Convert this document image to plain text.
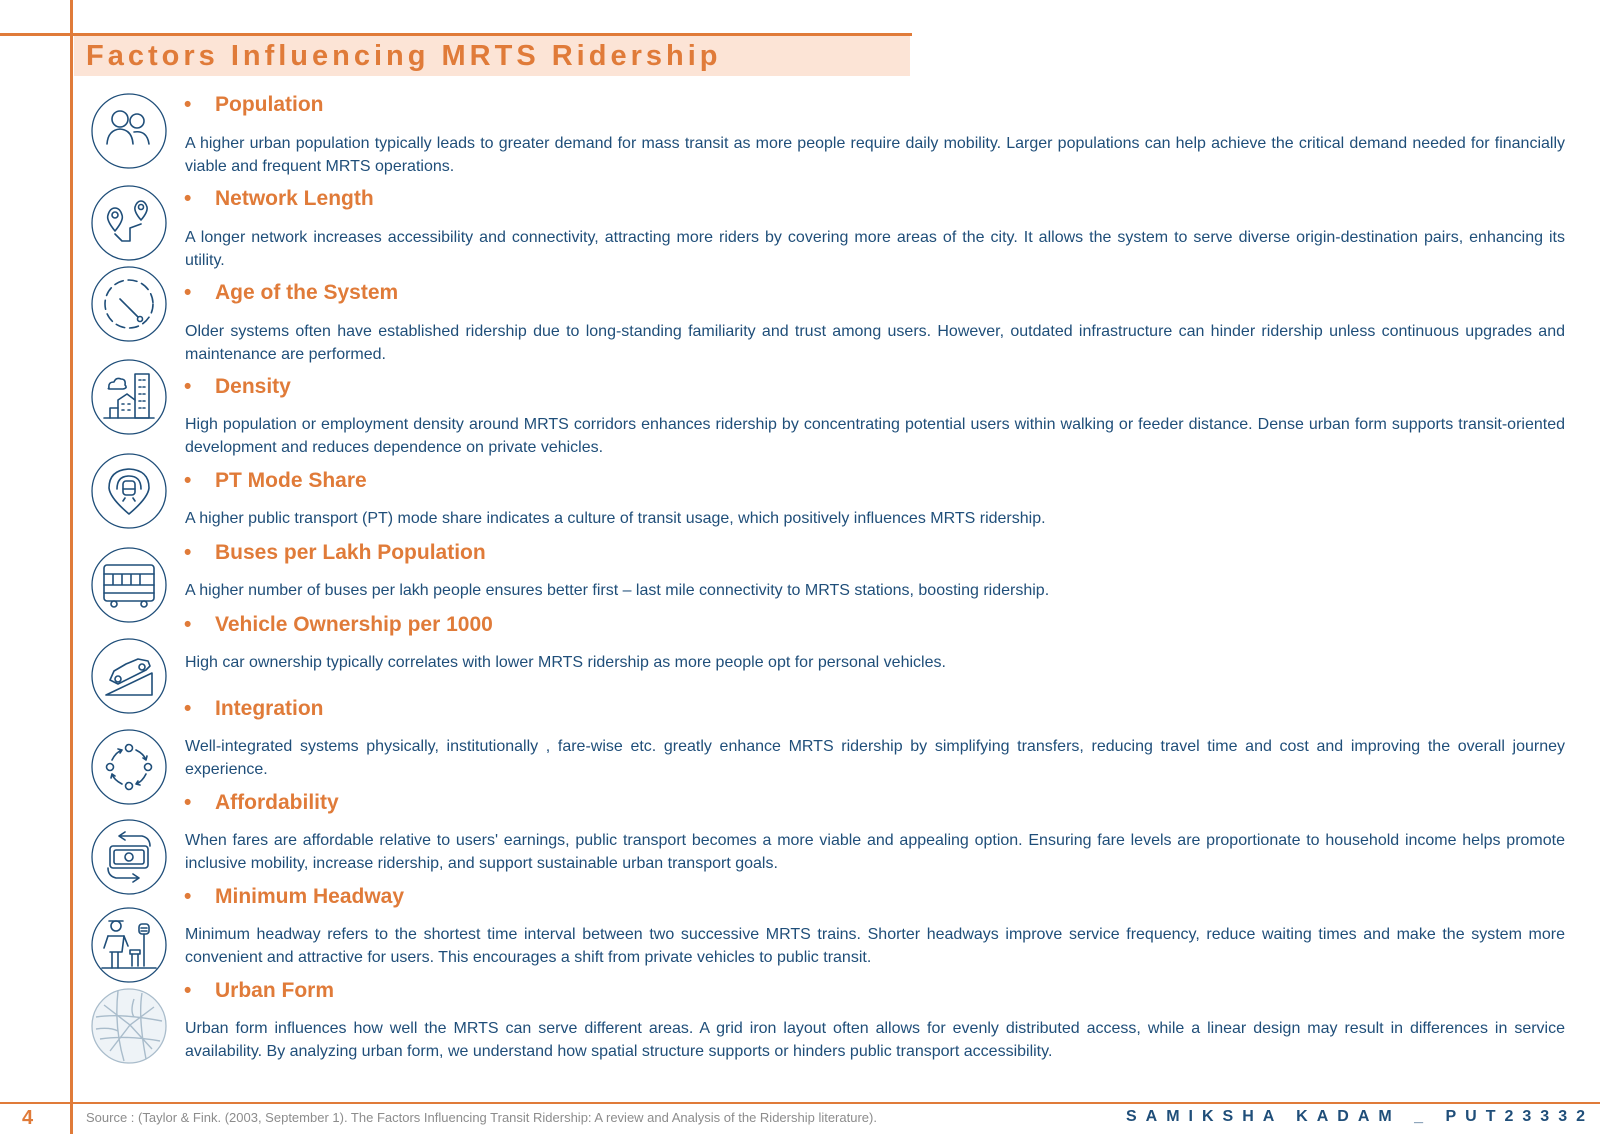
Factors Influencing MRTS Ridership
• Population
A higher urban population typically leads to greater demand for mass transit as more people require daily mobility. Larger populations can help achieve the critical demand needed for financially viable and frequent MRTS operations.
• Network Length
A longer network increases accessibility and connectivity, attracting more riders by covering more areas of the city. It allows the system to serve diverse origin-destination pairs, enhancing its utility.
• Age of the System
Older systems often have established ridership due to long-standing familiarity and trust among users. However, outdated infrastructure can hinder ridership unless continuous upgrades and maintenance are performed.
• Density
High population or employment density around MRTS corridors enhances ridership by concentrating potential users within walking or feeder distance. Dense urban form supports transit-oriented development and reduces dependence on private vehicles.
• PT Mode Share
A higher public transport (PT) mode share indicates a culture of transit usage, which positively influences MRTS ridership.
• Buses per Lakh Population
A higher number of buses per lakh people ensures better first – last mile connectivity to MRTS stations, boosting ridership.
• Vehicle Ownership per 1000
High car ownership typically correlates with lower MRTS ridership as more people opt for personal vehicles.
• Integration
Well-integrated systems physically, institutionally , fare-wise etc. greatly enhance MRTS ridership by simplifying transfers, reducing travel time and cost and improving the overall journey experience.
• Affordability
When fares are affordable relative to users' earnings, public transport becomes a more viable and appealing option. Ensuring fare levels are proportionate to household income helps promote inclusive mobility, increase ridership, and support sustainable urban transport goals.
• Minimum Headway
Minimum headway refers to the shortest time interval between two successive MRTS trains. Shorter headways improve service frequency, reduce waiting times and make the system more convenient and attractive for users. This encourages a shift from private vehicles to public transit.
• Urban Form
Urban form influences how well the MRTS can serve different areas. A grid iron layout often allows for evenly distributed access, while a linear design may result in differences in service availability. By analyzing urban form, we understand how spatial structure supports or hinders public transport accessibility.
4	Source : (Taylor & Fink. (2003, September 1). The Factors Influencing Transit Ridership: A review and Analysis of the Ridership literature).	SAMIKSHA KADAM _ PUT23332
:::
§ Prompt
Gather every line from the entries above where the word "higher" appears, and copy them.

§ Answer to the task
A higher urban population typically leads to greater demand for mass transit as more people require daily mobility. Larger populations can help achieve the critical demand needed for financially viable and frequent MRTS operations.
A higher public transport (PT) mode share indicates a culture of transit usage, which positively influences MRTS ridership.
A higher number of buses per lakh people ensures better first – last mile connectivity to MRTS stations, boosting ridership.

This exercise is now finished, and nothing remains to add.